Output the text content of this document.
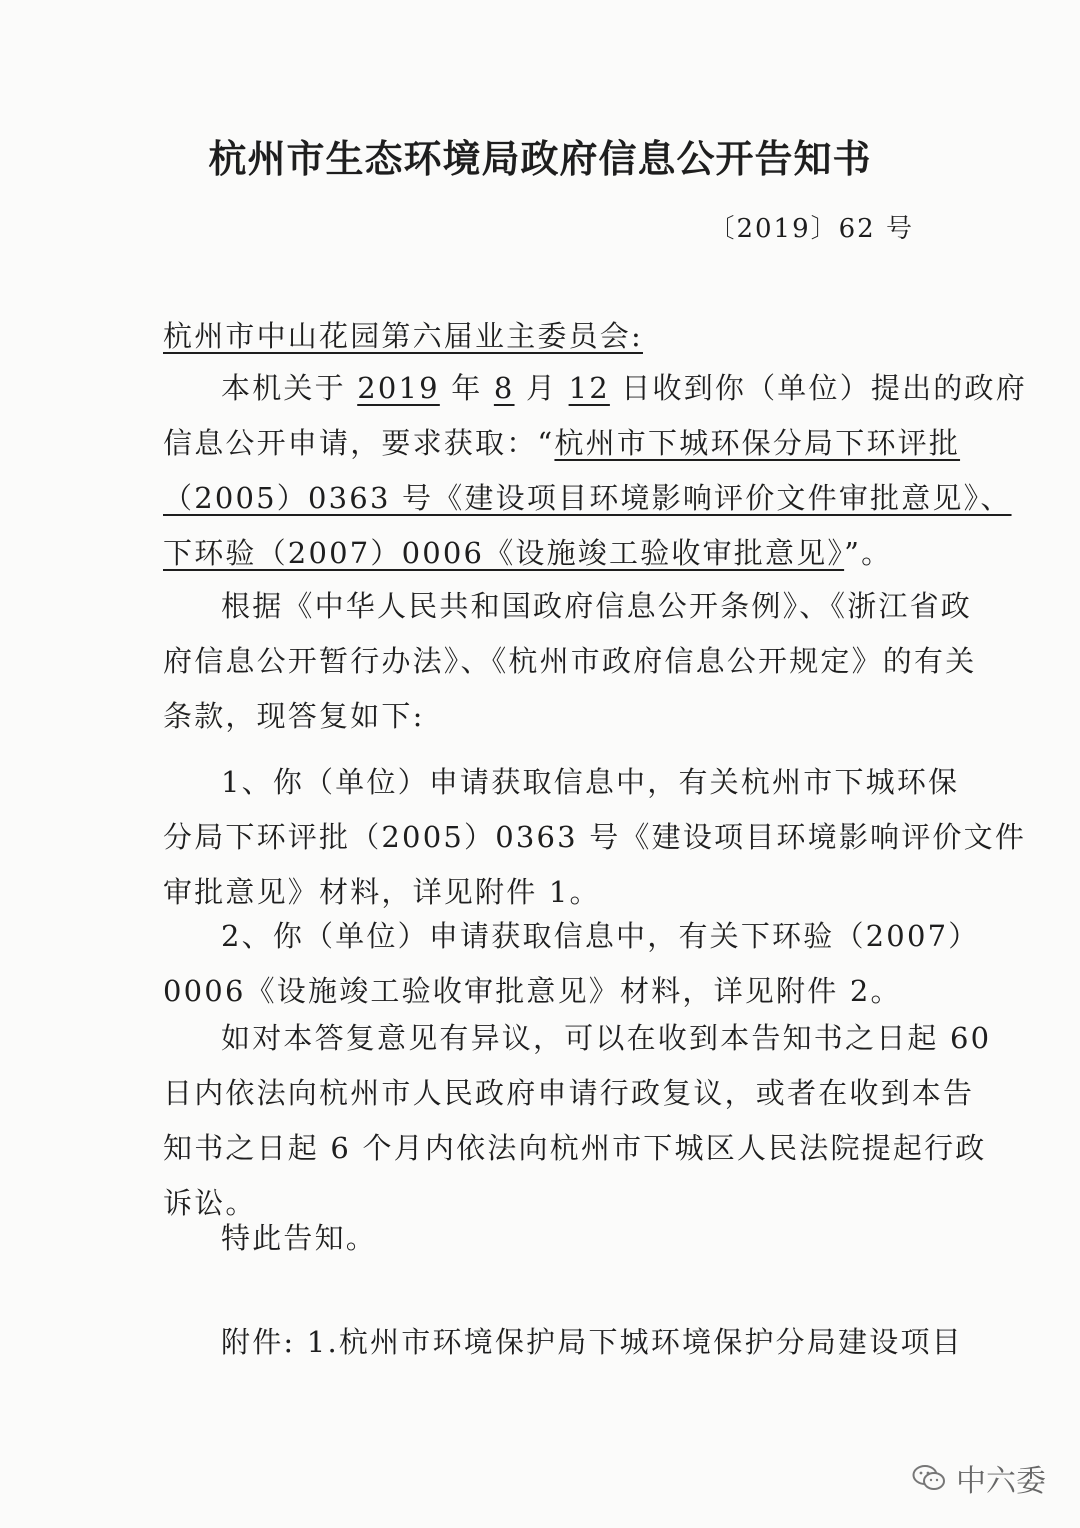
杭州市生态环境局政府信息公开告知书
〔2019〕62 号
杭州市中山花园第六届业主委员会:
本机关于 2019 年 8 月 12 日收到你（单位）提出的政府
信息公开申请，要求获取：“杭州市下城环保分局下环评批
（2005）0363 号《建设项目环境影响评价文件审批意见》、
下环验（2007）0006《设施竣工验收审批意见》”。
根据《中华人民共和国政府信息公开条例》、《浙江省政
府信息公开暂行办法》、《杭州市政府信息公开规定》的有关
条款，现答复如下:
1、你（单位）申请获取信息中，有关杭州市下城环保
分局下环评批（2005）0363 号《建设项目环境影响评价文件
审批意见》材料，详见附件 1。
2、你（单位）申请获取信息中，有关下环验（2007）
0006《设施竣工验收审批意见》材料，详见附件 2。
如对本答复意见有异议，可以在收到本告知书之日起 60
日内依法向杭州市人民政府申请行政复议，或者在收到本告
知书之日起 6 个月内依法向杭州市下城区人民法院提起行政
诉讼。
特此告知。
附件: 1.杭州市环境保护局下城环境保护分局建设项目
中六委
·····
_Exercise requirements:_ Restate each entry word for word, leaving out any pictures.

_Result for this exercise:_
Output the text content of this document.
杭州市生态环境局政府信息公开告知书
〔2019〕62 号
杭州市中山花园第六届业主委员会:
本机关于 2019 年 8 月 12 日收到你（单位）提出的政府
信息公开申请，要求获取：“杭州市下城环保分局下环评批
（2005）0363 号《建设项目环境影响评价文件审批意见》、
下环验（2007）0006《设施竣工验收审批意见》”。
根据《中华人民共和国政府信息公开条例》、《浙江省政
府信息公开暂行办法》、《杭州市政府信息公开规定》的有关
条款，现答复如下:
1、你（单位）申请获取信息中，有关杭州市下城环保
分局下环评批（2005）0363 号《建设项目环境影响评价文件
审批意见》材料，详见附件 1。
2、你（单位）申请获取信息中，有关下环验（2007）
0006《设施竣工验收审批意见》材料，详见附件 2。
如对本答复意见有异议，可以在收到本告知书之日起 60
日内依法向杭州市人民政府申请行政复议，或者在收到本告
知书之日起 6 个月内依法向杭州市下城区人民法院提起行政
诉讼。
特此告知。
附件: 1.杭州市环境保护局下城环境保护分局建设项目
中六委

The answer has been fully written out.